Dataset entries
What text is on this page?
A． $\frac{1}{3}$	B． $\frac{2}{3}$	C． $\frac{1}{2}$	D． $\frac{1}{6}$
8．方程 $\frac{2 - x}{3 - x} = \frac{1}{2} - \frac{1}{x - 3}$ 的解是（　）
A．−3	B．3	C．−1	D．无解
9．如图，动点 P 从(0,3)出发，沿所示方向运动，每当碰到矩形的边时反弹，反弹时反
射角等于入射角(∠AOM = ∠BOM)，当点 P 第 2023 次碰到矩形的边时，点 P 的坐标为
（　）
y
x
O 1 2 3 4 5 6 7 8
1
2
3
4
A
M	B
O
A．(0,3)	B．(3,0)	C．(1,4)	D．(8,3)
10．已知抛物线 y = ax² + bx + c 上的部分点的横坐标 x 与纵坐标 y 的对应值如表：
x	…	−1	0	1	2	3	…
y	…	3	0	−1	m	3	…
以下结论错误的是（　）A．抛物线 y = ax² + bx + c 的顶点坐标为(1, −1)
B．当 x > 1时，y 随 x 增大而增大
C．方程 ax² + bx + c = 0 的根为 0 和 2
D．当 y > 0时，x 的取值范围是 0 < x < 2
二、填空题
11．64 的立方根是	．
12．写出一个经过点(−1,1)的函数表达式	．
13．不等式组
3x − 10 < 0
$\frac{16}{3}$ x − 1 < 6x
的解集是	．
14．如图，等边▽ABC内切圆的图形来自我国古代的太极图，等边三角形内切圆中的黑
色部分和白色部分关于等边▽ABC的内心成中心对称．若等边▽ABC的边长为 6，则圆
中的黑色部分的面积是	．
==
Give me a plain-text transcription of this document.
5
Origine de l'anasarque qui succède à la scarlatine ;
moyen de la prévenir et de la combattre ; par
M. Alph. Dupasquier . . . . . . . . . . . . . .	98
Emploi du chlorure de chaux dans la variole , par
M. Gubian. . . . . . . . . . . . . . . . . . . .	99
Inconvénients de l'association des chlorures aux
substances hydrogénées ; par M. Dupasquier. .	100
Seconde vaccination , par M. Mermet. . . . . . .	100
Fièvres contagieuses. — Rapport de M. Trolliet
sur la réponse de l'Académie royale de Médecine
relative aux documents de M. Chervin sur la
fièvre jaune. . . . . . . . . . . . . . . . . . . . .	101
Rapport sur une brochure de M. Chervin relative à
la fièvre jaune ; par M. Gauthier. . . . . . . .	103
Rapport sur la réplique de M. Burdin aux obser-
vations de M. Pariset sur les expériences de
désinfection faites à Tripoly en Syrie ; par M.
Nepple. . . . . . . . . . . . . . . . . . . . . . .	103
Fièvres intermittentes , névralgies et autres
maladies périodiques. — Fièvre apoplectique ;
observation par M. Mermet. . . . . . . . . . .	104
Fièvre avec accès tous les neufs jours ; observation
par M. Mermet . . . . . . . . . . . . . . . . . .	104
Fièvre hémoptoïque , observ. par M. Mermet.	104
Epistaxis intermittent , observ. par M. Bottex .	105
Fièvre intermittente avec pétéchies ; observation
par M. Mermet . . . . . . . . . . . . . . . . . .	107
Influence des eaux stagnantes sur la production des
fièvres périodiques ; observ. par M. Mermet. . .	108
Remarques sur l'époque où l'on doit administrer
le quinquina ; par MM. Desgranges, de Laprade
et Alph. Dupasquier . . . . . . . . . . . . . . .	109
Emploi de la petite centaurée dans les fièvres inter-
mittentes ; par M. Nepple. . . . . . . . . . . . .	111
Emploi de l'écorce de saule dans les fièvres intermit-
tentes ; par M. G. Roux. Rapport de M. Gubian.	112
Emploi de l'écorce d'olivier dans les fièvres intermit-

Work to do:
Look through the data above. Each line containing the word "dans" needs to be copied.

Task response:
Emploi du chlorure de chaux dans la variole , par
Emploi de la petite centaurée dans les fièvres inter-
Emploi de l'écorce de saule dans les fièvres intermit-
Emploi de l'écorce d'olivier dans les fièvres intermit-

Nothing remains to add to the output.